A block of data >>
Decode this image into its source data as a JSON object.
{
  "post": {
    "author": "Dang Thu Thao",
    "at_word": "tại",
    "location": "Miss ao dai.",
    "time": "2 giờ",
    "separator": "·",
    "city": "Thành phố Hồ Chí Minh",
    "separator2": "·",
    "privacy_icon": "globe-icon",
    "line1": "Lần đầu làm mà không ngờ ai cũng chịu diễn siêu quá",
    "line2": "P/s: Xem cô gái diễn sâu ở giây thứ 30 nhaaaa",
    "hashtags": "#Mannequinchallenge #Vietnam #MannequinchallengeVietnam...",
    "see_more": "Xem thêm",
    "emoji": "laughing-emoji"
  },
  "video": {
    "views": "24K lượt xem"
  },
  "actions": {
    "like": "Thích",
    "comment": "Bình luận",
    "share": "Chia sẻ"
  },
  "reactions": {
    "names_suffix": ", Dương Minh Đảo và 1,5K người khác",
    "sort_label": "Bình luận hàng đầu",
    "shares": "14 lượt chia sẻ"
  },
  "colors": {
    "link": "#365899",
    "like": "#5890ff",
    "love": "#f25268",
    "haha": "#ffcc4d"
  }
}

WHAT YOU WILL DO >> Your task is to print the whole listing again exactly.

WRITTEN RESPONSE >>
Decode this image into its source data as a JSON object.
{
  "post": {
    "author": "Dang Thu Thao",
    "at_word": "tại",
    "location": "Miss ao dai.",
    "time": "2 giờ",
    "separator": "·",
    "city": "Thành phố Hồ Chí Minh",
    "separator2": "·",
    "privacy_icon": "globe-icon",
    "line1": "Lần đầu làm mà không ngờ ai cũng chịu diễn siêu quá",
    "line2": "P/s: Xem cô gái diễn sâu ở giây thứ 30 nhaaaa",
    "hashtags": "#Mannequinchallenge #Vietnam #MannequinchallengeVietnam...",
    "see_more": "Xem thêm",
    "emoji": "laughing-emoji"
  },
  "video": {
    "views": "24K lượt xem"
  },
  "actions": {
    "like": "Thích",
    "comment": "Bình luận",
    "share": "Chia sẻ"
  },
  "reactions": {
    "names_suffix": ", Dương Minh Đảo và 1,5K người khác",
    "sort_label": "Bình luận hàng đầu",
    "shares": "14 lượt chia sẻ"
  },
  "colors": {
    "link": "#365899",
    "like": "#5890ff",
    "love": "#f25268",
    "haha": "#ffcc4d"
  }
}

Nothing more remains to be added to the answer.